**Entries shown:**
****
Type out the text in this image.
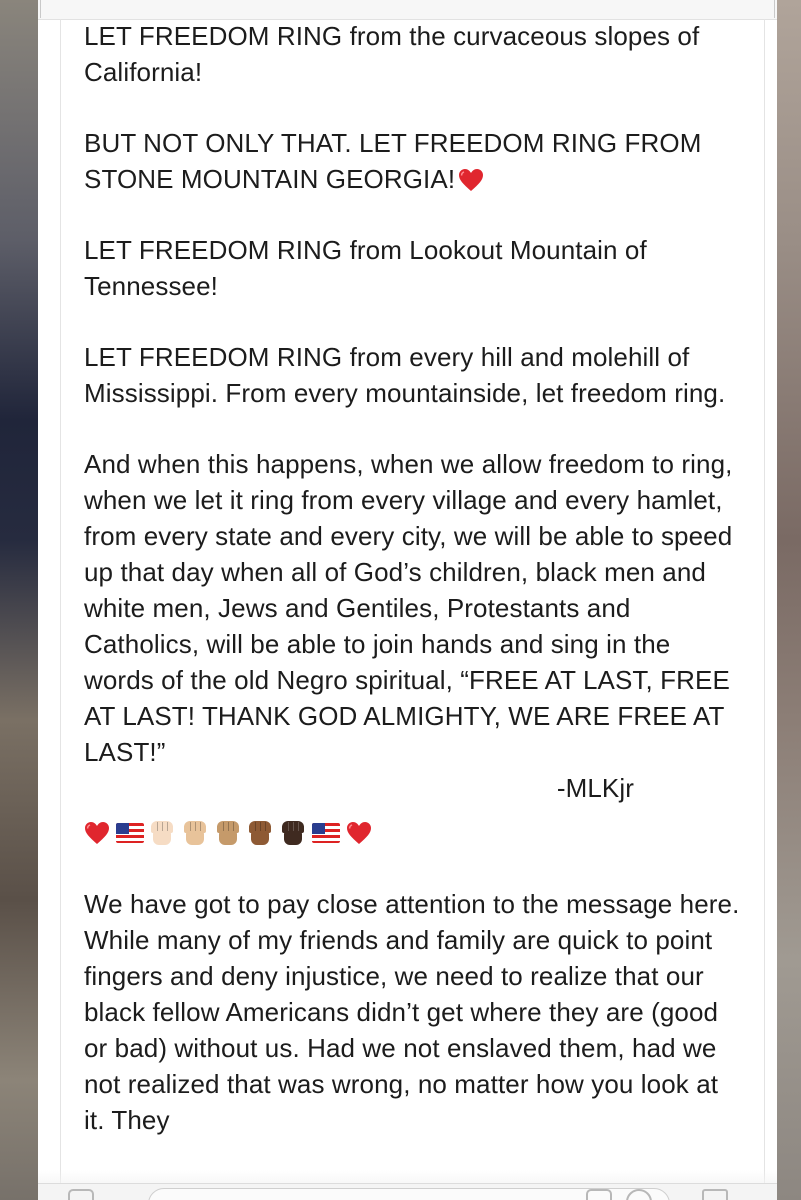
LET FREEDOM RING from the curvaceous slopes of California!

BUT NOT ONLY THAT. LET FREEDOM RING FROM STONE MOUNTAIN GEORGIA!

LET FREEDOM RING from Lookout Mountain of Tennessee!

LET FREEDOM RING from every hill and molehill of Mississippi. From every mountainside, let freedom ring.

And when this happens, when we allow freedom to ring, when we let it ring from every village and every hamlet, from every state and every city, we will be able to speed up that day when all of God’s children, black men and white men, Jews and Gentiles, Protestants and Catholics, will be able to join hands and sing in the words of the old Negro spiritual, “FREE AT LAST, FREE AT LAST! THANK GOD ALMIGHTY, WE ARE FREE AT LAST!”

-MLKjr

We have got to pay close attention to the message here. While many of my friends and family are quick to point fingers and deny injustice, we need to realize that our black fellow Americans didn’t get where they are (good or bad) without us. Had we not enslaved them, had we not realized that was wrong, no matter how you look at it. They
****
Repeat the lines above exactly, and keep every picture out.

**Finished exercise:**
Type out the text in this image.
LET FREEDOM RING from the curvaceous slopes of California!

BUT NOT ONLY THAT. LET FREEDOM RING FROM STONE MOUNTAIN GEORGIA!

LET FREEDOM RING from Lookout Mountain of Tennessee!

LET FREEDOM RING from every hill and molehill of Mississippi. From every mountainside, let freedom ring.

And when this happens, when we allow freedom to ring, when we let it ring from every village and every hamlet, from every state and every city, we will be able to speed up that day when all of God’s children, black men and white men, Jews and Gentiles, Protestants and Catholics, will be able to join hands and sing in the words of the old Negro spiritual, “FREE AT LAST, FREE AT LAST! THANK GOD ALMIGHTY, WE ARE FREE AT LAST!”

-MLKjr

We have got to pay close attention to the message here. While many of my friends and family are quick to point fingers and deny injustice, we need to realize that our black fellow Americans didn’t get where they are (good or bad) without us. Had we not enslaved them, had we not realized that was wrong, no matter how you look at it. They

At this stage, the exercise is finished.